**Written request**
Quote, verbatim, all material below, without pictures.

Dataset records
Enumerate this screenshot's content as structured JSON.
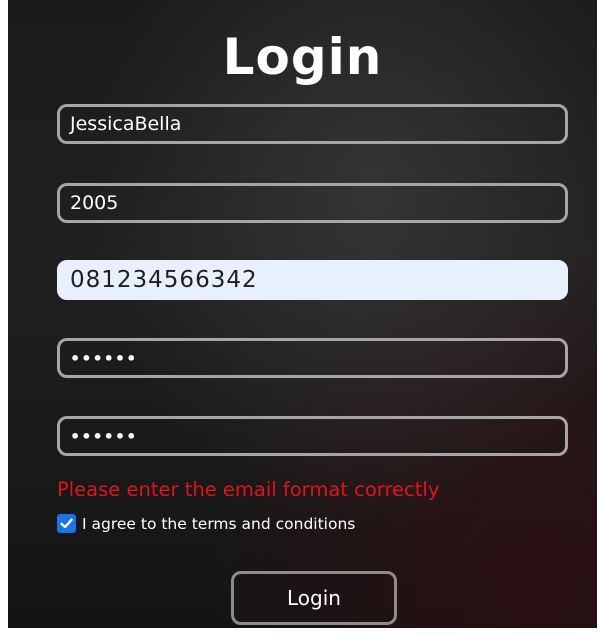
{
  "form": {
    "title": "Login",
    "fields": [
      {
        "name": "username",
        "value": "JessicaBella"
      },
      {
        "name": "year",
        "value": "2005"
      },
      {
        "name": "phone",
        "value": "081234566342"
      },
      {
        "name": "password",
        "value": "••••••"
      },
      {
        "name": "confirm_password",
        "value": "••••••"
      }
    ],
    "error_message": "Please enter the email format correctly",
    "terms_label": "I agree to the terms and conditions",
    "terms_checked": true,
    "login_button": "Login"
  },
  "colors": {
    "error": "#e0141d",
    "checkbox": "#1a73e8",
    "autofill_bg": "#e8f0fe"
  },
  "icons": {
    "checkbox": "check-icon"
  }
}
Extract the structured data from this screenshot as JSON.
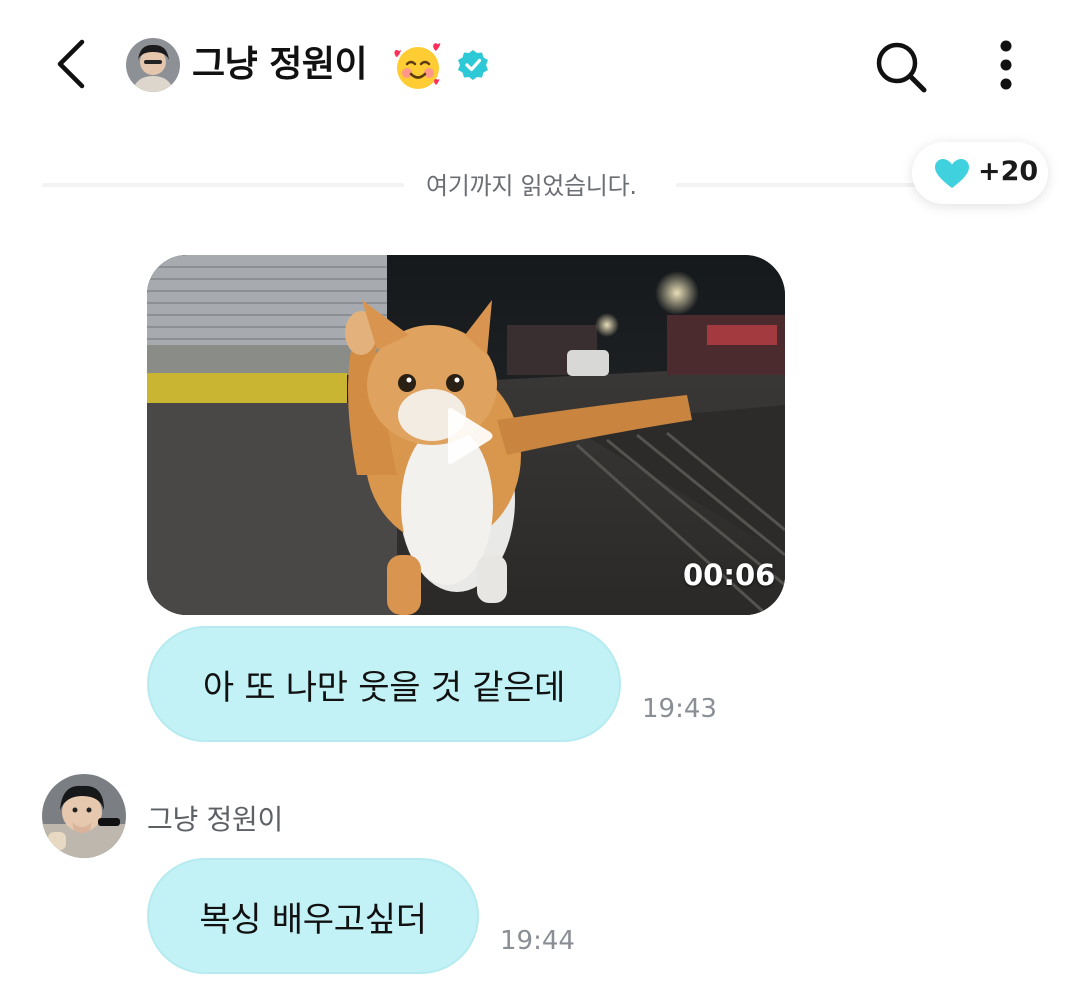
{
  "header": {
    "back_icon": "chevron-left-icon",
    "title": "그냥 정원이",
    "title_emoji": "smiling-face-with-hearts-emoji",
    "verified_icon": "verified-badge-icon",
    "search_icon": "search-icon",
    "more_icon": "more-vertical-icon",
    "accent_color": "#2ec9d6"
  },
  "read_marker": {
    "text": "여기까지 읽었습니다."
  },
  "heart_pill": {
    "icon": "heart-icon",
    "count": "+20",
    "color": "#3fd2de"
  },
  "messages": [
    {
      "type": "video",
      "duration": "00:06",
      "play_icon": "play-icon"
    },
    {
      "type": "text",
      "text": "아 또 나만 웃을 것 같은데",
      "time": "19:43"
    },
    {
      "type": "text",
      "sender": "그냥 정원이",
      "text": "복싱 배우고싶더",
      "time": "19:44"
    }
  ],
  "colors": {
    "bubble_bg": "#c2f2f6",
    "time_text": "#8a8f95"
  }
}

**Exercise answer**
Enumerate this screenshot's content as structured JSON.
{
  "form": {
    "title": "Login",
    "fields": [
      {
        "name": "username",
        "value": "JessicaBella"
      },
      {
        "name": "year",
        "value": "2005"
      },
      {
        "name": "phone",
        "value": "081234566342"
      },
      {
        "name": "password",
        "value": "••••••"
      },
      {
        "name": "confirm_password",
        "value": "••••••"
      }
    ],
    "error_message": "Please enter the email format correctly",
    "terms_label": "I agree to the terms and conditions",
    "terms_checked": true,
    "login_button": "Login"
  },
  "colors": {
    "error": "#e0141d",
    "checkbox": "#1a73e8",
    "autofill_bg": "#e8f0fe"
  },
  "icons": {
    "checkbox": "check-icon"
  }
}
Extract the structured data from this screenshot as JSON.
{
  "header": {
    "back_icon": "chevron-left-icon",
    "title": "그냥 정원이",
    "title_emoji": "smiling-face-with-hearts-emoji",
    "verified_icon": "verified-badge-icon",
    "search_icon": "search-icon",
    "more_icon": "more-vertical-icon",
    "accent_color": "#2ec9d6"
  },
  "read_marker": {
    "text": "여기까지 읽었습니다."
  },
  "heart_pill": {
    "icon": "heart-icon",
    "count": "+20",
    "color": "#3fd2de"
  },
  "messages": [
    {
      "type": "video",
      "duration": "00:06",
      "play_icon": "play-icon"
    },
    {
      "type": "text",
      "text": "아 또 나만 웃을 것 같은데",
      "time": "19:43"
    },
    {
      "type": "text",
      "sender": "그냥 정원이",
      "text": "복싱 배우고싶더",
      "time": "19:44"
    }
  ],
  "colors": {
    "bubble_bg": "#c2f2f6",
    "time_text": "#8a8f95"
  }
}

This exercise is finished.